On the other hand, we have subgenres coming from the (relatively) new electronic music world (house/techno/trance/industrial) and from the (relatively) old world of jazz and classical music.

### Alternative version w/ unwind operator
We take into account all the (sub)genres each artist is related to; then, we take the average track lengths shorter than 2m15s and longer than 6m30s only.

In [24]:
query11_unwind = [
  {
    '$unwind': {
      'path': "$artist_genres"
    }
  }, 
  {
    '$group': {
      '_id': "$artist_genres",
      'averageTrackLengthPerGenre': {'$avg': "$duration_ms"}
    }
  }
  {
    '$project': {
      '_id': 0,
      'genre': "$_id",
      'averageTrackLengthPerGenre': 1
    }
  },
  {
    '$facet': {
        "shortest": [
            { '$sort': { "averageTrackLengthPerGenre": 1 } },
            { '$match': {"averageTrackLengthPerGenre": {"$lt": 135000}} }
        ],
        "longest": [
            { '$sort': { "averageTrackLengthPerGenre": -1 } },
            { '$match': {"averageTrackLengthPerGenre": {"$gt": 390000}} }
        ]
    }
  }
]

result_query11_unwind = list(all.aggregate(query11_unwind))

DIRECTIVE A: In the track-length aggregation excerpt, which field does the $unwind stage take as its path?
DIRECTIVE B: Condense the paragraph of the track-length aggregation excerpt beginning "We take into account all the (sub)genres" into a short bulleted list.
DIRECTIVE C: Transcribe the track-length aggregation excerpt from the words "On the other" through the words "than 6m30s only.".
The listing that comes next has no connection to the track-length aggregation excerpt.

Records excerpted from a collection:
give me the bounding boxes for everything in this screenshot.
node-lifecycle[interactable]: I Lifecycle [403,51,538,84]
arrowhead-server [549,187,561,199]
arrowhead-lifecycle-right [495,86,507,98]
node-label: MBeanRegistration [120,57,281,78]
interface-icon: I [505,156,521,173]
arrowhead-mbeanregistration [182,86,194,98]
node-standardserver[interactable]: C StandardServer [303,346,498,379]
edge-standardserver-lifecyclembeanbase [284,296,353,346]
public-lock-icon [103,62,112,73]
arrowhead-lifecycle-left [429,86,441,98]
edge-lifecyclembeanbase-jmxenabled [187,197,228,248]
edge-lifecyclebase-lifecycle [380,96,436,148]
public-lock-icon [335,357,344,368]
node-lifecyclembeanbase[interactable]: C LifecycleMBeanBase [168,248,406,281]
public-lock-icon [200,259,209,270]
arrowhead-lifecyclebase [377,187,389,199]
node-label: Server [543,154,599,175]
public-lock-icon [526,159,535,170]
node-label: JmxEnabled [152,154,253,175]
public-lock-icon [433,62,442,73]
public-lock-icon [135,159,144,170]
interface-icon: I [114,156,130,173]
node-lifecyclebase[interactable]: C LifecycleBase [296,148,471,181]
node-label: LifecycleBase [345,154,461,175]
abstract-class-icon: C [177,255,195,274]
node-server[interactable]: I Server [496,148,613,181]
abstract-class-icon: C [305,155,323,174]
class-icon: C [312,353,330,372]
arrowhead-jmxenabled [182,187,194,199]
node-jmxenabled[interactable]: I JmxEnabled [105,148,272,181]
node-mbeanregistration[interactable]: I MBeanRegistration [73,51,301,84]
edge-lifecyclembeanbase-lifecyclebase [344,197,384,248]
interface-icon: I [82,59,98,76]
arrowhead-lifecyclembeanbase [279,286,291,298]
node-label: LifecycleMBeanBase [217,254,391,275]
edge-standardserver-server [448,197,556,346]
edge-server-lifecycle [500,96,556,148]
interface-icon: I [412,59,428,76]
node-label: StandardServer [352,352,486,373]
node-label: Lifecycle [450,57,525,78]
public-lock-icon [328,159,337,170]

==

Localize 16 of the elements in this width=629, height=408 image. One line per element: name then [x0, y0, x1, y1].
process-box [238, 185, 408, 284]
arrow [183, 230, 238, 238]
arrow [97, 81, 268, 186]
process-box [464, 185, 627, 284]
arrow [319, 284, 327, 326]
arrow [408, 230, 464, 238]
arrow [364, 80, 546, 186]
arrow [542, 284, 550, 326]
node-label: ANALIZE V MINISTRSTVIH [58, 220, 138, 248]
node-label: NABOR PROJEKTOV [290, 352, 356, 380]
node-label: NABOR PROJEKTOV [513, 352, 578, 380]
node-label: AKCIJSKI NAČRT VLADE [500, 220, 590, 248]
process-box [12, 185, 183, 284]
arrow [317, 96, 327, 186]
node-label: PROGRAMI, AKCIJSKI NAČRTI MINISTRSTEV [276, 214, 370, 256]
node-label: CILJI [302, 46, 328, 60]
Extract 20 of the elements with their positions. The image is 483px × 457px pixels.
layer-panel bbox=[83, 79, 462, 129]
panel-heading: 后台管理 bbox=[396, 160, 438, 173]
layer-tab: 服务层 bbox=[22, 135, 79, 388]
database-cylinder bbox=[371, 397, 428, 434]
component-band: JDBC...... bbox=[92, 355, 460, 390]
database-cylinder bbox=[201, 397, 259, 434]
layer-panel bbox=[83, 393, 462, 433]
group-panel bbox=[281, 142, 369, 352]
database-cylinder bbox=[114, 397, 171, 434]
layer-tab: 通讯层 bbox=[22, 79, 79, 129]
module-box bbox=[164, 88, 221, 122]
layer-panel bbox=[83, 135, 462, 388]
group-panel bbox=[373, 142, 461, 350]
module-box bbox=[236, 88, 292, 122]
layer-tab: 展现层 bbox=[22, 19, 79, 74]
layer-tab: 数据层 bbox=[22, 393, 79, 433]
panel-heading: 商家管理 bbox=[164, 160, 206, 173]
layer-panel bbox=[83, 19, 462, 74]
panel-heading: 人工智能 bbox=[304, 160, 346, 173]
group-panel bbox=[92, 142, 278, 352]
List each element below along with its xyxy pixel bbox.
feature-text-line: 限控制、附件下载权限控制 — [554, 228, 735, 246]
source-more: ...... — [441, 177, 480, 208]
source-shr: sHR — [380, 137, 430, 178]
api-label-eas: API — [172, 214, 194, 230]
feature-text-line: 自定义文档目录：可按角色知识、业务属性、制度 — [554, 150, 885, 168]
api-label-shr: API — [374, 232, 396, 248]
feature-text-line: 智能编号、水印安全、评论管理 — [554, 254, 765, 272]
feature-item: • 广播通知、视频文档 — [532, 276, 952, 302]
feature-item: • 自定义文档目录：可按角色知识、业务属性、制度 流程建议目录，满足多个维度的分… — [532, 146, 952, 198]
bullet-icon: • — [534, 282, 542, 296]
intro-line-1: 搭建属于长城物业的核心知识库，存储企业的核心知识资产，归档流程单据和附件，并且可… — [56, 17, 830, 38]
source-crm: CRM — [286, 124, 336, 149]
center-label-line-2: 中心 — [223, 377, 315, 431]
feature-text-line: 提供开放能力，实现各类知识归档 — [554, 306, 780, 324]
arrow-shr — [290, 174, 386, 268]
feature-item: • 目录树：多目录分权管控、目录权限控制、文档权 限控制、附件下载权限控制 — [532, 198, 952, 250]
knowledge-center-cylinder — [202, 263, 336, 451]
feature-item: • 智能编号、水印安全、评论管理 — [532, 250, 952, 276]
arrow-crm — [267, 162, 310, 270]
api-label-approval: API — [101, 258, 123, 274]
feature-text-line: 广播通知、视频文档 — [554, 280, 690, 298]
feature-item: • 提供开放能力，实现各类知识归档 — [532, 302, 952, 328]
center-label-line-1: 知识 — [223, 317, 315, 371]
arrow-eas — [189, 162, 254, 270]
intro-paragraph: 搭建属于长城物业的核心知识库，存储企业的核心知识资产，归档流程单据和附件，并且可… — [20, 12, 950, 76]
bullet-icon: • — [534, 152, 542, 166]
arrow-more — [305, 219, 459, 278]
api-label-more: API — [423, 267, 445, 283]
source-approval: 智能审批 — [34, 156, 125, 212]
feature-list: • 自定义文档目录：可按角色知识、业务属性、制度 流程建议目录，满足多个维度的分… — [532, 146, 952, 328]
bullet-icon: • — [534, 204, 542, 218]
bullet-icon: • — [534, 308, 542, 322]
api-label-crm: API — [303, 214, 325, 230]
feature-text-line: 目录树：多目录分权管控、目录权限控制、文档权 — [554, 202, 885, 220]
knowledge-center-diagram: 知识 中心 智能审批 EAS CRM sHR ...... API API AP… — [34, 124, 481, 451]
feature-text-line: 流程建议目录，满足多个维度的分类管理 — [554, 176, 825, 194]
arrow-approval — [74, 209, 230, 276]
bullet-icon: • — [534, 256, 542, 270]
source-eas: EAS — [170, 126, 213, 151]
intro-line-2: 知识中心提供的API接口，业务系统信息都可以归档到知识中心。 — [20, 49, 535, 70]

--

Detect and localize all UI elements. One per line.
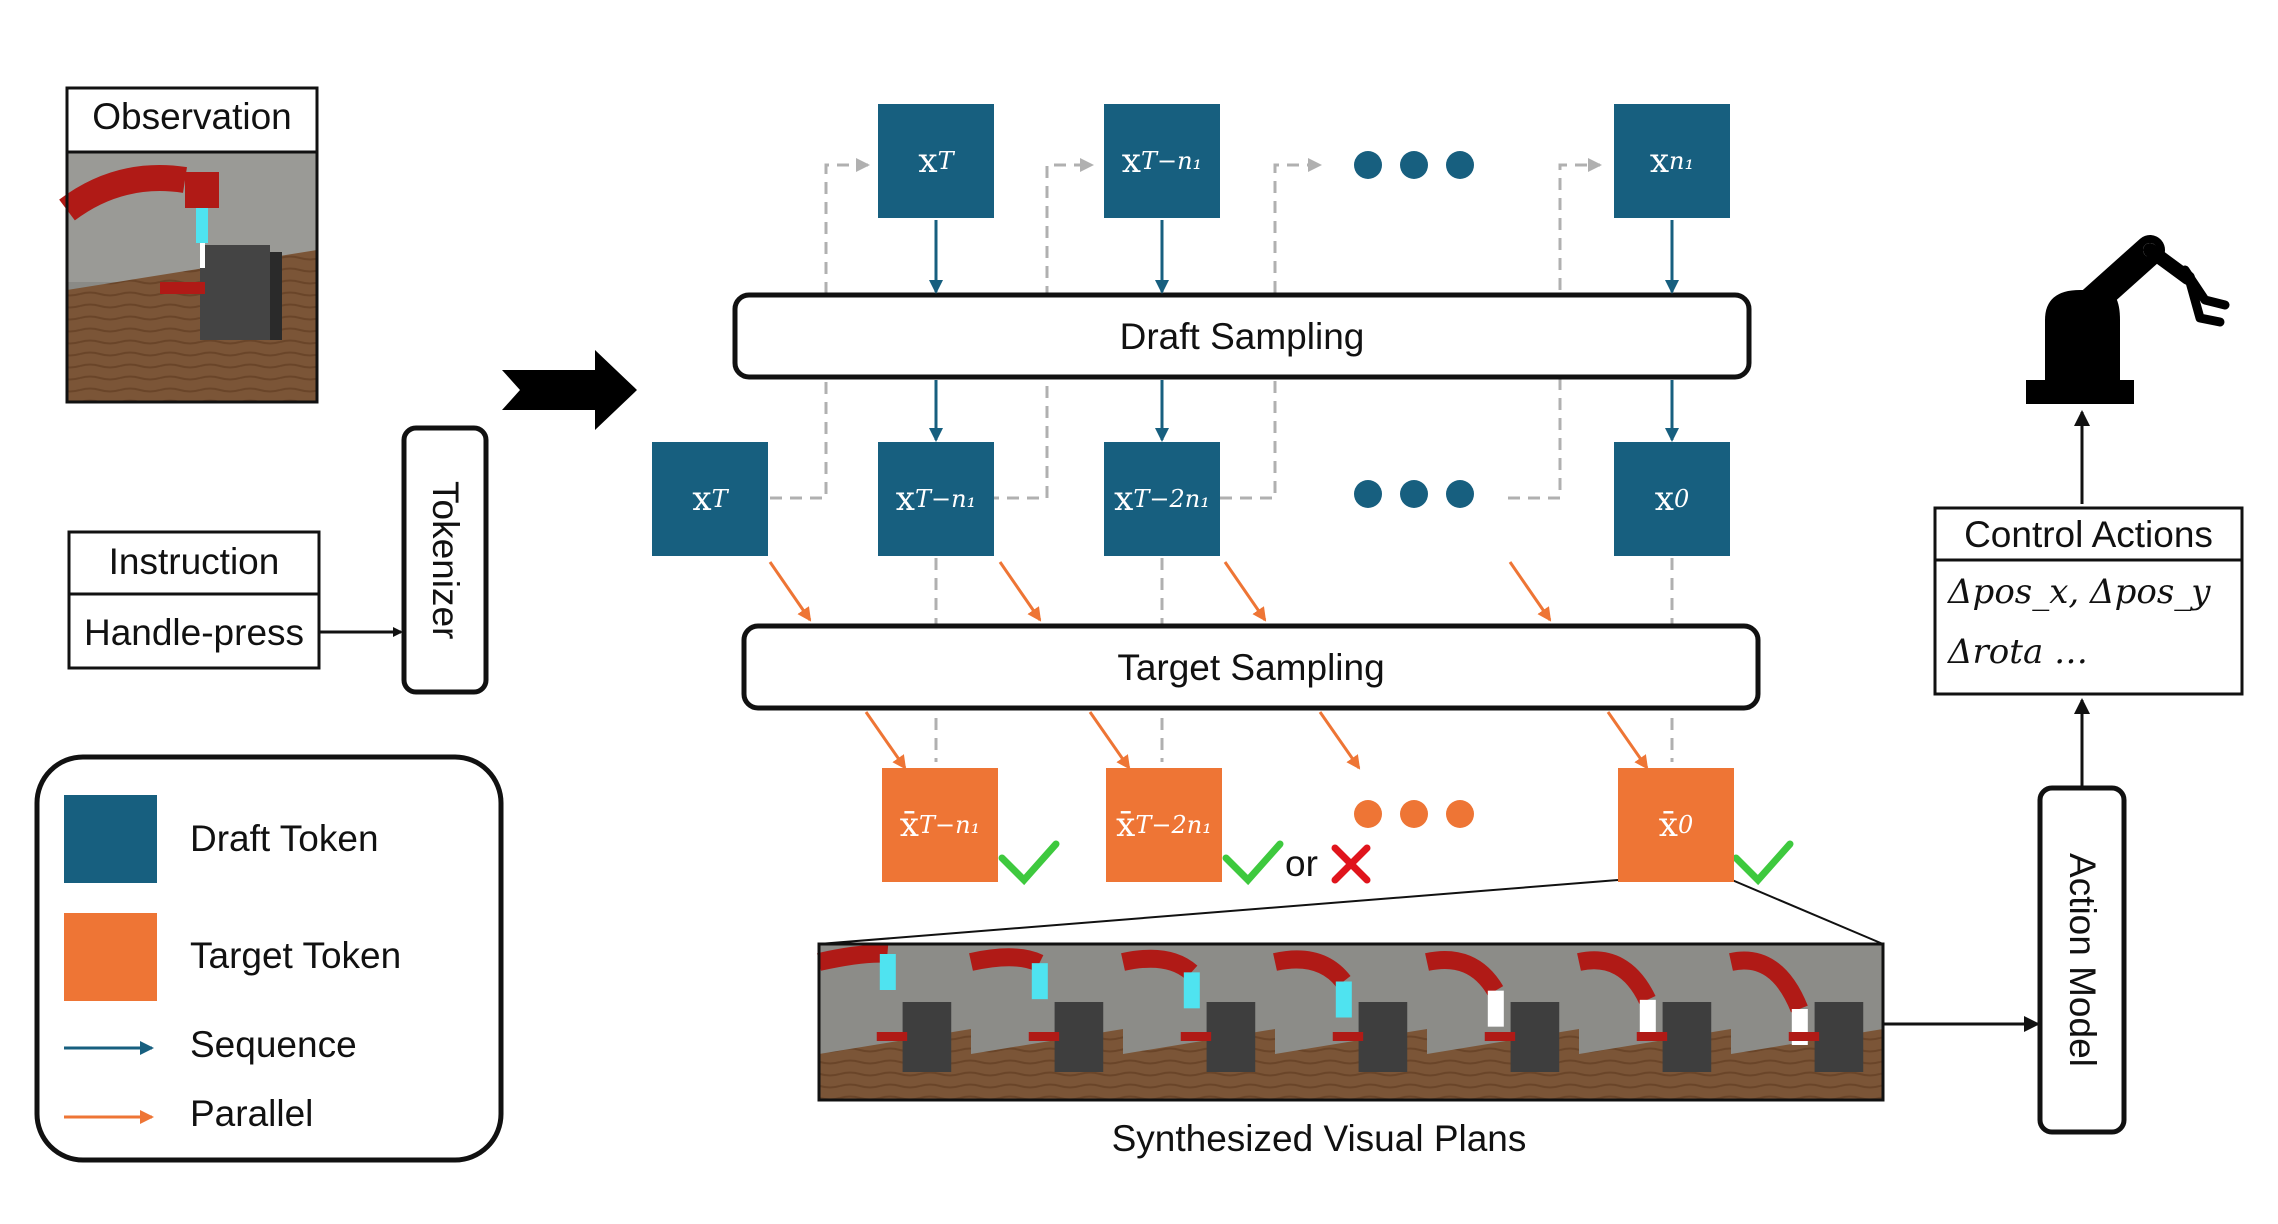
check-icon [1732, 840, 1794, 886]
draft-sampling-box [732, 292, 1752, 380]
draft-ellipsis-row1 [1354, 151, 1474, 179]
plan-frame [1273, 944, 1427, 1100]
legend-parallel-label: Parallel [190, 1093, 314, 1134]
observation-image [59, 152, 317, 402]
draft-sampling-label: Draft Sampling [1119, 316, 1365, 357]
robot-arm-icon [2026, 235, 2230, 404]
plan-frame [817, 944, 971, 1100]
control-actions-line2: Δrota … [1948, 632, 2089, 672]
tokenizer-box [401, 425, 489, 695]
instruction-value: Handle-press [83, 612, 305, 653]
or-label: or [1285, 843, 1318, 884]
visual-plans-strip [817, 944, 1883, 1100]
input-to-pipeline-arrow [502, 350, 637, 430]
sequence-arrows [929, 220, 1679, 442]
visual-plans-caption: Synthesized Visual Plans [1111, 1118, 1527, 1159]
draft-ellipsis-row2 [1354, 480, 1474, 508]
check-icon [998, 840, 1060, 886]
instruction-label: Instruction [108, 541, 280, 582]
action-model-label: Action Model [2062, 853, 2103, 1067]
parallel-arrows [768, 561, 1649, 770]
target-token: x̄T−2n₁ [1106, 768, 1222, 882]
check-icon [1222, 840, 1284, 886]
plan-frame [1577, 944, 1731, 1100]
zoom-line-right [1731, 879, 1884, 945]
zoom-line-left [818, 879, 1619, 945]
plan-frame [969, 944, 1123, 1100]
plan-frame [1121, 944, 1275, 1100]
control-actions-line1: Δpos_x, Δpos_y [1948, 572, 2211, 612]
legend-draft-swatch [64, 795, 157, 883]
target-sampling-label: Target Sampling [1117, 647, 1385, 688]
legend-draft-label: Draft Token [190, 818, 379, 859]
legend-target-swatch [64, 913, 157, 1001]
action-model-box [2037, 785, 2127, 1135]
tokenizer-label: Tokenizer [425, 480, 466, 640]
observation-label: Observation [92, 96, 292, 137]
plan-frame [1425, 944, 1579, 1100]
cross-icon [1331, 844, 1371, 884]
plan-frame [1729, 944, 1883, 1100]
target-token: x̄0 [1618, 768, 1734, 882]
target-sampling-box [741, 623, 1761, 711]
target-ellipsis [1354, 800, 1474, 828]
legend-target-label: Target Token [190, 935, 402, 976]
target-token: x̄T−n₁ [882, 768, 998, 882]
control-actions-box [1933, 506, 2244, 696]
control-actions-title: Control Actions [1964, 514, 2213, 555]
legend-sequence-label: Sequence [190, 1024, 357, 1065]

REPLY A: "$artist_genres"

REPLY B:
- Every (sub)genre tied to each artist is included.
- Only average track lengths under 2m15s or over 6m30s are kept.

REPLY C:
On the other hand, we have subgenres coming from the (relatively) new electronic music world (house/techno/trance/industrial) and from the (relatively) old world of jazz and classical music.

### Alternative version w/ unwind operator
We take into account all the (sub)genres each artist is related to; then, we take the average track lengths shorter than 2m15s and longer than 6m30s only.